> Stated goal
Copy out each line of the material below that holds the string "this".

> Given records
********************

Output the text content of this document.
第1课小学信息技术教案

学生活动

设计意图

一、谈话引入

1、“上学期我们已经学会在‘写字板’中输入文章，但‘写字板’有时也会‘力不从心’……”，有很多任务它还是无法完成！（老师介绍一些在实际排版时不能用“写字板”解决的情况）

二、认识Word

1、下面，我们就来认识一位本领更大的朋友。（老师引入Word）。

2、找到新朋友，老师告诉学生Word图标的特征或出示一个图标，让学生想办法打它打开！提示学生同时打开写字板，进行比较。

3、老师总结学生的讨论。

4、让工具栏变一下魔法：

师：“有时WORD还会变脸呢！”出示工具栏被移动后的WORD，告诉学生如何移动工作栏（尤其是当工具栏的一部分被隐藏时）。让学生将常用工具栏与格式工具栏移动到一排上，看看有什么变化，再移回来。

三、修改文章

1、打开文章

********************

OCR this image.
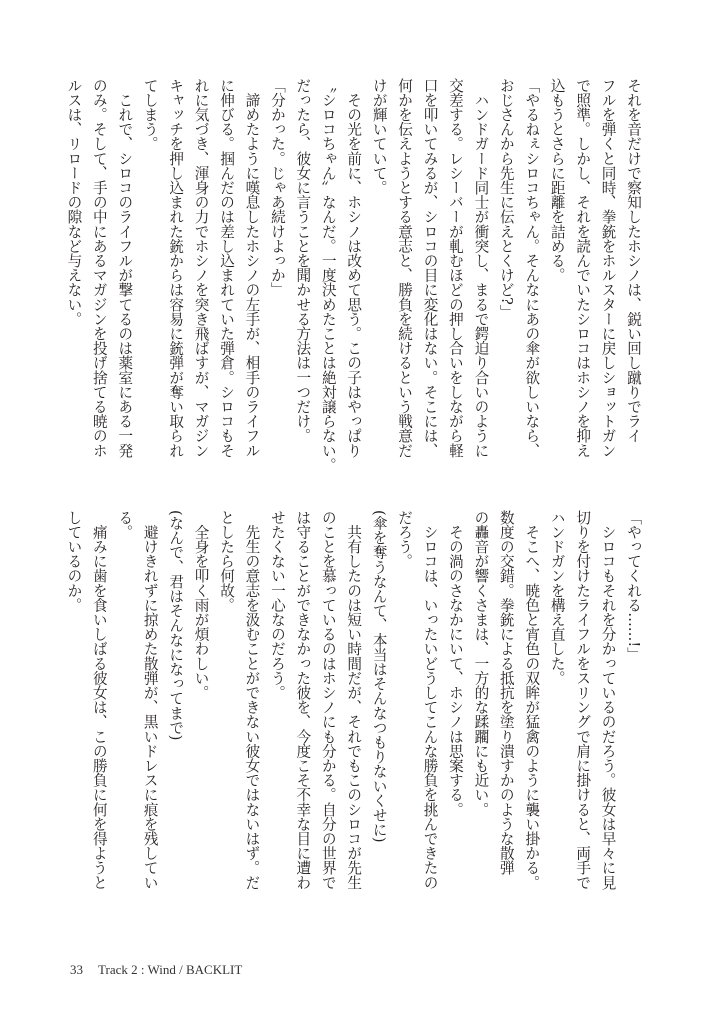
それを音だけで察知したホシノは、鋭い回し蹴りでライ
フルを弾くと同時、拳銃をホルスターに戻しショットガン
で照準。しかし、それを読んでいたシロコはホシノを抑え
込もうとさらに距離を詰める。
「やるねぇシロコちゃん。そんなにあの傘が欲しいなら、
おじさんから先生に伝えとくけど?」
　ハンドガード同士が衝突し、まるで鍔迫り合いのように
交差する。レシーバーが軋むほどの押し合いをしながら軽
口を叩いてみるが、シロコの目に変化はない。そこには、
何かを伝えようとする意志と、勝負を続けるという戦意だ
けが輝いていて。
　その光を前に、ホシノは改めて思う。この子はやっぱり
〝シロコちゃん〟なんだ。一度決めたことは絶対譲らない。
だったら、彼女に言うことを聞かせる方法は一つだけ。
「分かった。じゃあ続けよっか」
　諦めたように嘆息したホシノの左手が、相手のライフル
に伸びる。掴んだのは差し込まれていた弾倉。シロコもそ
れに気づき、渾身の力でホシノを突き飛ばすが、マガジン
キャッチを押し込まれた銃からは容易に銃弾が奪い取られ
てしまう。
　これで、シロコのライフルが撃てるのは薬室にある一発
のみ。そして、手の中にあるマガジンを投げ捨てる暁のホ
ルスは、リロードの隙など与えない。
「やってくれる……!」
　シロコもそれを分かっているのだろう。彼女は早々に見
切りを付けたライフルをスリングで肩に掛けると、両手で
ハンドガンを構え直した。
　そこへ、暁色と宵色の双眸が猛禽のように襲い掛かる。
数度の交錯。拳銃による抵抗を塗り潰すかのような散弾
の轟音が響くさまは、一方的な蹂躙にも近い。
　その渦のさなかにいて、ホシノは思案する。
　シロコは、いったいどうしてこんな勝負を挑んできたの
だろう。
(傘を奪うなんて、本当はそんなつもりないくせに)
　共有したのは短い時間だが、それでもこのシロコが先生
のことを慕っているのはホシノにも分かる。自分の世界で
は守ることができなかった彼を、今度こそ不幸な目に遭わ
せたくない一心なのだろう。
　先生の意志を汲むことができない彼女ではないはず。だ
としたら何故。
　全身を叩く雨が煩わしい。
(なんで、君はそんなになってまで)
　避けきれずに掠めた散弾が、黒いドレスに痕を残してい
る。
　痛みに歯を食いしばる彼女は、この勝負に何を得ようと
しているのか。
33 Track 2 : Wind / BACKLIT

********************

> Problem solution
Output the text content of this document.
OCR this image.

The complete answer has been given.